# [Exercise task]
Repeat the listing exactly as given, omitting every image.

# [Data provided]
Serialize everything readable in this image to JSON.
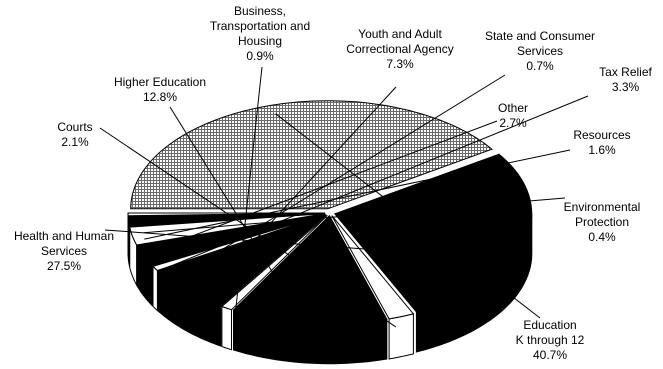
{
  "chart_data": {
    "type": "pie",
    "style": "3d-exploded",
    "title": "",
    "slices": [
      {
        "label": "Education K through 12",
        "value": 40.7,
        "display": "40.7%",
        "fill": "grid",
        "lines": [
          "Education",
          "K through 12"
        ]
      },
      {
        "label": "Health and Human Services",
        "value": 27.5,
        "display": "27.5%",
        "fill": "black",
        "lines": [
          "Health and Human",
          "Services"
        ]
      },
      {
        "label": "Courts",
        "value": 2.1,
        "display": "2.1%",
        "fill": "white",
        "lines": [
          "Courts"
        ]
      },
      {
        "label": "Higher Education",
        "value": 12.8,
        "display": "12.8%",
        "fill": "black",
        "lines": [
          "Higher Education"
        ]
      },
      {
        "label": "Business, Transportation and Housing",
        "value": 0.9,
        "display": "0.9%",
        "fill": "white",
        "lines": [
          "Business,",
          "Transportation and",
          "Housing"
        ]
      },
      {
        "label": "Youth and Adult Correctional Agency",
        "value": 7.3,
        "display": "7.3%",
        "fill": "black",
        "lines": [
          "Youth and Adult",
          "Correctional Agency"
        ]
      },
      {
        "label": "State and Consumer Services",
        "value": 0.7,
        "display": "0.7%",
        "fill": "white",
        "lines": [
          "State and Consumer",
          "Services"
        ]
      },
      {
        "label": "Tax Relief",
        "value": 3.3,
        "display": "3.3%",
        "fill": "black",
        "lines": [
          "Tax Relief"
        ]
      },
      {
        "label": "Other",
        "value": 2.7,
        "display": "2.7%",
        "fill": "white",
        "lines": [
          "Other"
        ]
      },
      {
        "label": "Resources",
        "value": 1.6,
        "display": "1.6%",
        "fill": "black",
        "lines": [
          "Resources"
        ]
      },
      {
        "label": "Environmental Protection",
        "value": 0.4,
        "display": "0.4%",
        "fill": "white",
        "lines": [
          "Environmental",
          "Protection"
        ]
      }
    ]
  }
}
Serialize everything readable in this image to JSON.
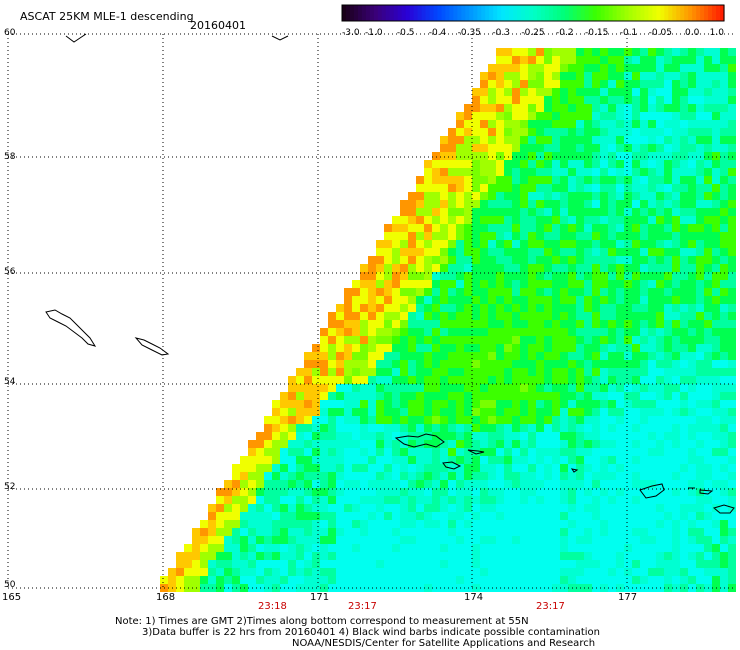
{
  "header": {
    "product_title": "ASCAT 25KM MLE-1 descending",
    "date": "20160401"
  },
  "colorbar": {
    "tick_labels": [
      "-3.0",
      "-1.0",
      "-0.5",
      "-0.4",
      "-0.35",
      "-0.3",
      "-0.25",
      "-0.2",
      "-0.15",
      "-0.1",
      "-0.05",
      "0.0",
      "1.0"
    ],
    "colors": [
      "#1a0018",
      "#3a0078",
      "#2a00d6",
      "#0048ff",
      "#0096ff",
      "#00e6ff",
      "#00ffc8",
      "#00ff78",
      "#3cff00",
      "#a0ff00",
      "#f0ff00",
      "#ff9600",
      "#ff1e00"
    ]
  },
  "map": {
    "lat_labels": [
      "60",
      "58",
      "56",
      "54",
      "52",
      "50"
    ],
    "lon_labels": [
      "165",
      "168",
      "171",
      "174",
      "177"
    ],
    "pass_times": [
      "23:18",
      "23:17",
      "23:17"
    ]
  },
  "notes": {
    "line1": "Note: 1) Times are GMT 2)Times along bottom correspond to measurement at 55N",
    "line2": "3)Data buffer is 22 hrs from 20160401 4) Black wind barbs indicate possible contamination",
    "line3": "NOAA/NESDIS/Center for Satellite Applications and Research"
  },
  "colors": {
    "time_text": "#c80000",
    "grid": "#000000",
    "coastline": "#000000"
  }
}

# [Correct result]
Serialize everything readable in this image to JSON.
{
  "chart_data": {
    "type": "pie",
    "style": "3d-exploded",
    "title": "",
    "slices": [
      {
        "label": "Education K through 12",
        "value": 40.7,
        "display": "40.7%",
        "fill": "grid",
        "lines": [
          "Education",
          "K through 12"
        ]
      },
      {
        "label": "Health and Human Services",
        "value": 27.5,
        "display": "27.5%",
        "fill": "black",
        "lines": [
          "Health and Human",
          "Services"
        ]
      },
      {
        "label": "Courts",
        "value": 2.1,
        "display": "2.1%",
        "fill": "white",
        "lines": [
          "Courts"
        ]
      },
      {
        "label": "Higher Education",
        "value": 12.8,
        "display": "12.8%",
        "fill": "black",
        "lines": [
          "Higher Education"
        ]
      },
      {
        "label": "Business, Transportation and Housing",
        "value": 0.9,
        "display": "0.9%",
        "fill": "white",
        "lines": [
          "Business,",
          "Transportation and",
          "Housing"
        ]
      },
      {
        "label": "Youth and Adult Correctional Agency",
        "value": 7.3,
        "display": "7.3%",
        "fill": "black",
        "lines": [
          "Youth and Adult",
          "Correctional Agency"
        ]
      },
      {
        "label": "State and Consumer Services",
        "value": 0.7,
        "display": "0.7%",
        "fill": "white",
        "lines": [
          "State and Consumer",
          "Services"
        ]
      },
      {
        "label": "Tax Relief",
        "value": 3.3,
        "display": "3.3%",
        "fill": "black",
        "lines": [
          "Tax Relief"
        ]
      },
      {
        "label": "Other",
        "value": 2.7,
        "display": "2.7%",
        "fill": "white",
        "lines": [
          "Other"
        ]
      },
      {
        "label": "Resources",
        "value": 1.6,
        "display": "1.6%",
        "fill": "black",
        "lines": [
          "Resources"
        ]
      },
      {
        "label": "Environmental Protection",
        "value": 0.4,
        "display": "0.4%",
        "fill": "white",
        "lines": [
          "Environmental",
          "Protection"
        ]
      }
    ]
  }
}
Serialize everything readable in this image to JSON.
{
  "header": {
    "product_title": "ASCAT 25KM MLE-1 descending",
    "date": "20160401"
  },
  "colorbar": {
    "tick_labels": [
      "-3.0",
      "-1.0",
      "-0.5",
      "-0.4",
      "-0.35",
      "-0.3",
      "-0.25",
      "-0.2",
      "-0.15",
      "-0.1",
      "-0.05",
      "0.0",
      "1.0"
    ],
    "colors": [
      "#1a0018",
      "#3a0078",
      "#2a00d6",
      "#0048ff",
      "#0096ff",
      "#00e6ff",
      "#00ffc8",
      "#00ff78",
      "#3cff00",
      "#a0ff00",
      "#f0ff00",
      "#ff9600",
      "#ff1e00"
    ]
  },
  "map": {
    "lat_labels": [
      "60",
      "58",
      "56",
      "54",
      "52",
      "50"
    ],
    "lon_labels": [
      "165",
      "168",
      "171",
      "174",
      "177"
    ],
    "pass_times": [
      "23:18",
      "23:17",
      "23:17"
    ]
  },
  "notes": {
    "line1": "Note: 1) Times are GMT 2)Times along bottom correspond to measurement at 55N",
    "line2": "3)Data buffer is 22 hrs from 20160401 4) Black wind barbs indicate possible contamination",
    "line3": "NOAA/NESDIS/Center for Satellite Applications and Research"
  },
  "colors": {
    "time_text": "#c80000",
    "grid": "#000000",
    "coastline": "#000000"
  }
}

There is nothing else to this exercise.